Gross margin fell by a further 180 basis points (bps) in 2022, from 45.4% to 43.6%.

Calamonte added that Asos’s growth ambitions have led it to become “excessively capital intensive, too complex and overstretched globally”, resulting in a “lack of meaningful growth” in its key international markets of the US, France and Germany.

A review of capital allocation is therefore underway as the business focuses on long-term sustainable growth, including a review of marketing investment, deployment of capital and resource across geographies, customer acquisition channels and digital and data capabilities.

Asos promoted Calamonte from chief commercial officer to CEO in June, following the exit of former CEO Nick Beighton in October 2021.

Asos has historically underinvested in marketing relative to peers with allocation across markets not effectively prioritised or managed effectively to ensure a return on investment.

José Antonio Ramos Calamonte, Asos

In its half year results in April, the business announced plans to increase marketing investment in the second half of the year, with a focus on broad-reach marketing to drive brand awareness alongside a “sustained level” of promotional activity.

However, when the second half proved “more challenging than expected” as the cost of living crisis hit consumers’ discretionary income and inflationary pressures affected Asos’s supply chain, planned marketing investment was reduced as part of efforts to mitigate the impact on profitability.

After pausing its broad reach marketing campaign in the US in the second half, customer acquisition and visits growth slowed.

The turnaround plan

Overall, Asos reports total sales growth of 4% in 2022, or 1% on a reported revenue basis. After accounting for £53.9m of adjusting items, adjusted profit before tax was £22m, down 89% from £193.6m in 2021.

++++++++++++++++++++

## PROBLEM SET
1 > From the Asos passage, list every area included in the review of capital allocation.
2 > Answer these questions from the Asos passage:
(a) What was the gross margin in 2022?
(b) What position did Calamonte hold before being promoted to CEO?
(c) What was the adjusted profit before tax in 2021?

Extracted records:

++++++++++++++++++++

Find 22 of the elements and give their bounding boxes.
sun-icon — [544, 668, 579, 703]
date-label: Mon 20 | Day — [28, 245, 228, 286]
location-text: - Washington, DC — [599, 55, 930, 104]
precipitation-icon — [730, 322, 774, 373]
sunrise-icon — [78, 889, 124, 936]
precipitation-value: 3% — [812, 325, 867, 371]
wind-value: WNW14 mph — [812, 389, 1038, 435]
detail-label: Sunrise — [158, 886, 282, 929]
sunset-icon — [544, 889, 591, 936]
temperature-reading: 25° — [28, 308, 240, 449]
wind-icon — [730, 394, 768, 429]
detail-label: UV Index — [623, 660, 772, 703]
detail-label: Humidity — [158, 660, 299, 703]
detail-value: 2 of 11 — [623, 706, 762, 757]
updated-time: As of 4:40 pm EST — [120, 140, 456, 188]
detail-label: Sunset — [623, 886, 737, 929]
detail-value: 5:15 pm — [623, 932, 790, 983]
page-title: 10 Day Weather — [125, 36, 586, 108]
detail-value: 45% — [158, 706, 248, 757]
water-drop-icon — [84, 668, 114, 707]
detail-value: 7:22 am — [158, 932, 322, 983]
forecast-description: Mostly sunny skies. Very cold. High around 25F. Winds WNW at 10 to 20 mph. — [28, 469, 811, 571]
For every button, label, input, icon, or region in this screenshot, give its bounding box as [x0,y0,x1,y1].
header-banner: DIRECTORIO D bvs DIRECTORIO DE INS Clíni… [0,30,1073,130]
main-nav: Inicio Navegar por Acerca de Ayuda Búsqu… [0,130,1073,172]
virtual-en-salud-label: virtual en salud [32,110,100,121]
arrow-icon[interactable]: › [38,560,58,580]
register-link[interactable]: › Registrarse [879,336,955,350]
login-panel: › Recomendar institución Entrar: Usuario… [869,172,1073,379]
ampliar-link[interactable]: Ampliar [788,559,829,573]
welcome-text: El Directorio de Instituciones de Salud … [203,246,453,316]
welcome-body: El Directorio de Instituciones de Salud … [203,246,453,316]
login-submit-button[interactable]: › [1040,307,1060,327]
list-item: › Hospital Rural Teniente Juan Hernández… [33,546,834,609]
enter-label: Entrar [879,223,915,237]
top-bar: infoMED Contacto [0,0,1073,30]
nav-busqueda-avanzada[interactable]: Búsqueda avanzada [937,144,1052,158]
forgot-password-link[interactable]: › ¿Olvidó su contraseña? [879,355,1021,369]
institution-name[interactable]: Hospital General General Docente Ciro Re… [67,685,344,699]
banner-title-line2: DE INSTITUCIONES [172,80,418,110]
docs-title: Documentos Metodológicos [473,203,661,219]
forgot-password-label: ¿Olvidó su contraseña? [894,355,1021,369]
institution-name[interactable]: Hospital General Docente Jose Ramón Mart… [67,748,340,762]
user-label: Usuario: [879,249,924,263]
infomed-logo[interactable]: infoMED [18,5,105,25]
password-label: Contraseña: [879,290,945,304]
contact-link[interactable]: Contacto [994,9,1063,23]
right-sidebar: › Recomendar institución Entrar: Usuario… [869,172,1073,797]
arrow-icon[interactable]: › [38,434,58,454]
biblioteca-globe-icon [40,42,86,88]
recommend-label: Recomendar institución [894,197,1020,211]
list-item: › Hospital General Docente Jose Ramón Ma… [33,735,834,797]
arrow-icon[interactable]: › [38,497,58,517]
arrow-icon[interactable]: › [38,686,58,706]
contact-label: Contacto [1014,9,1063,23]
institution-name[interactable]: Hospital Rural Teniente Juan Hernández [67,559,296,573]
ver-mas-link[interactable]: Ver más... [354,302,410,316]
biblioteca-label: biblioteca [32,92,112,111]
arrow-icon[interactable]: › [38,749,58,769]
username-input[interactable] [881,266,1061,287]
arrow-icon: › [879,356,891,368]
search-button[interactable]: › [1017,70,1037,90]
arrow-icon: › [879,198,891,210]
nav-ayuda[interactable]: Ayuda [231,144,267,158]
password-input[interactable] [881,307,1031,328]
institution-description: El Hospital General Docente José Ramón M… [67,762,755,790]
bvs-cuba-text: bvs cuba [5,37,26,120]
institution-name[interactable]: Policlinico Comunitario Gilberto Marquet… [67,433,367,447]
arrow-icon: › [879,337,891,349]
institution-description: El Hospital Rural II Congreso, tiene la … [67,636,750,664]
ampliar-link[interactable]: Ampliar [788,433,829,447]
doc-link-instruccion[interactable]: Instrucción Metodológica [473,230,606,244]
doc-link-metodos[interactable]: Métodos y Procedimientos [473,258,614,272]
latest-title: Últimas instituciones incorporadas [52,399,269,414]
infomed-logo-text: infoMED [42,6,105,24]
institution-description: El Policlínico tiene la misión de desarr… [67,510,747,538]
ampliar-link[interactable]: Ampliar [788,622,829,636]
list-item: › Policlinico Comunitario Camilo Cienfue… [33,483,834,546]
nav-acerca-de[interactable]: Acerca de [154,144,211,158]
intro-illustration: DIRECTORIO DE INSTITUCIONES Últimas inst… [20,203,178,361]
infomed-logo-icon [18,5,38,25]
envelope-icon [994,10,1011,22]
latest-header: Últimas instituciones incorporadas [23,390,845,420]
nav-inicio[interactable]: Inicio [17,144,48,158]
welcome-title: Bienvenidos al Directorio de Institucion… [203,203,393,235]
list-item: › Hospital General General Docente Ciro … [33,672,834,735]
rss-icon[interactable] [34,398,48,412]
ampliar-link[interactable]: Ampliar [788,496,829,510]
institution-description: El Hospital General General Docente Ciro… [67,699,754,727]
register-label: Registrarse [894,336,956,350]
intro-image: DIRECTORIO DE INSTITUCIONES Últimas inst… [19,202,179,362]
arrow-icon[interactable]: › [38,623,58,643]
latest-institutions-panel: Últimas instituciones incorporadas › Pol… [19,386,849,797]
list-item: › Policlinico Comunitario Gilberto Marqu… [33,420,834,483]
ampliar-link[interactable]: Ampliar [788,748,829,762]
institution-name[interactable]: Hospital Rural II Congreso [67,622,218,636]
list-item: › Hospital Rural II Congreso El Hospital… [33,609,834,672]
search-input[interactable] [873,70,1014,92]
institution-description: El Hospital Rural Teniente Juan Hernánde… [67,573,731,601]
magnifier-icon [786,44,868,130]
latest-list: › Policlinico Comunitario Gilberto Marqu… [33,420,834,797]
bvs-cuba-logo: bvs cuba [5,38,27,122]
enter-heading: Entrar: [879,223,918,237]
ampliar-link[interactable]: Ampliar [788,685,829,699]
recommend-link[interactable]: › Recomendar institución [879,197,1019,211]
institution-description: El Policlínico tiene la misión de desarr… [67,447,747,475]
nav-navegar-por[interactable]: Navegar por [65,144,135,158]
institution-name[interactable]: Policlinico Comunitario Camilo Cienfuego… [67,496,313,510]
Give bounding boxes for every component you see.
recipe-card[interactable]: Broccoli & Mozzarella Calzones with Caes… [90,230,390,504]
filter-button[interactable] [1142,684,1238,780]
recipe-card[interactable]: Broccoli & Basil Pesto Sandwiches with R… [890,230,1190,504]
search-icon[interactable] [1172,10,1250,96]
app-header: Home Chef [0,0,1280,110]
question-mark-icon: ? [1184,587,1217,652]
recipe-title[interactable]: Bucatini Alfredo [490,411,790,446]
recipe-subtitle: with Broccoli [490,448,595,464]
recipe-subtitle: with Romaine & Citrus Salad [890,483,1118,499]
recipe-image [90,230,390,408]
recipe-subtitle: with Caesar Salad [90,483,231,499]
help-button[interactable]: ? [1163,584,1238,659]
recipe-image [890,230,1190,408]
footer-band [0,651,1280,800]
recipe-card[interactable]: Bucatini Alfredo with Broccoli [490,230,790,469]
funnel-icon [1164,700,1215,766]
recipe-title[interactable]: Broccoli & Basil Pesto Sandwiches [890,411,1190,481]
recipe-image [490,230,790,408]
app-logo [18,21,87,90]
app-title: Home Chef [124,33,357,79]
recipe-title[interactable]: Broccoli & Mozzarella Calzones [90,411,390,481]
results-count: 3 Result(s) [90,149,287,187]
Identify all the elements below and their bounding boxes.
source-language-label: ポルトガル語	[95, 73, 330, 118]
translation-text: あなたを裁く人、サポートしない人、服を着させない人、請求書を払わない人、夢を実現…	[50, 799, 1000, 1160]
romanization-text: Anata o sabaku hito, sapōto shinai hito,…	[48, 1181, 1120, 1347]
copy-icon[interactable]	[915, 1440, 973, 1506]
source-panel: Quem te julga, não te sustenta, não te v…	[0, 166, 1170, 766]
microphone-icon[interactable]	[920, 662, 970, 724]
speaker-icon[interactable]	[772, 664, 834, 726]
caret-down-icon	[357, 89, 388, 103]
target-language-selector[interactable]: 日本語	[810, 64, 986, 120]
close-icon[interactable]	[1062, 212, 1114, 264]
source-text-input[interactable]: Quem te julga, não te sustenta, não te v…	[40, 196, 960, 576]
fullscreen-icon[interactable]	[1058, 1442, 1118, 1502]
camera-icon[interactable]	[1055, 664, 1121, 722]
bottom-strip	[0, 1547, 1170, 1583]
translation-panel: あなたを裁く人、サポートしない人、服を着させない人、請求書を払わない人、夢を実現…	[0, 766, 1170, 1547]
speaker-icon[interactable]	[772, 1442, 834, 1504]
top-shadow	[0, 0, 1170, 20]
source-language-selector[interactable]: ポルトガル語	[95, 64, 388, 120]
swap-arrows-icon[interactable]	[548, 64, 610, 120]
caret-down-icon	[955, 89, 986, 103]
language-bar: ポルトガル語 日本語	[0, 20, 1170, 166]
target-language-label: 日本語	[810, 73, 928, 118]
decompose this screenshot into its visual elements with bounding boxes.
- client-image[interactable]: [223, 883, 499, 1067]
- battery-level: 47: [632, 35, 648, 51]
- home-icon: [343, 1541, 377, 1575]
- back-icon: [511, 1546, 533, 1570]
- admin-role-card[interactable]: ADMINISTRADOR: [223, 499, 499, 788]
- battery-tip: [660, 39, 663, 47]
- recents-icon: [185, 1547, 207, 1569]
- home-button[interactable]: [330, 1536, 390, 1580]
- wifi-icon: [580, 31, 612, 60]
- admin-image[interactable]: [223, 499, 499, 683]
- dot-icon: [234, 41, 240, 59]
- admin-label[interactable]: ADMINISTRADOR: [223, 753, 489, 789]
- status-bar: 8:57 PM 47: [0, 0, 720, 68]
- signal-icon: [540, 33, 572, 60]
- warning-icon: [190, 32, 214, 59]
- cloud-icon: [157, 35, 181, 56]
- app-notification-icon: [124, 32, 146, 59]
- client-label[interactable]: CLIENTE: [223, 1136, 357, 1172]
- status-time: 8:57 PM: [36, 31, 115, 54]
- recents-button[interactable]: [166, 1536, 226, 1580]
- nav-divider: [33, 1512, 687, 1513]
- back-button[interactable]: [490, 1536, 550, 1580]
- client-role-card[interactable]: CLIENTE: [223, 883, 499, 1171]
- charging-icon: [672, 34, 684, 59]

++++++++++++++++++++

## ANSWERS
1 >
- Marketing investment
- Deployment of capital and resource across geographies
- Customer acquisition channels
- Digital and data capabilities

2 >
(a) 43.6%
(b) Chief commercial officer
(c) £193.6m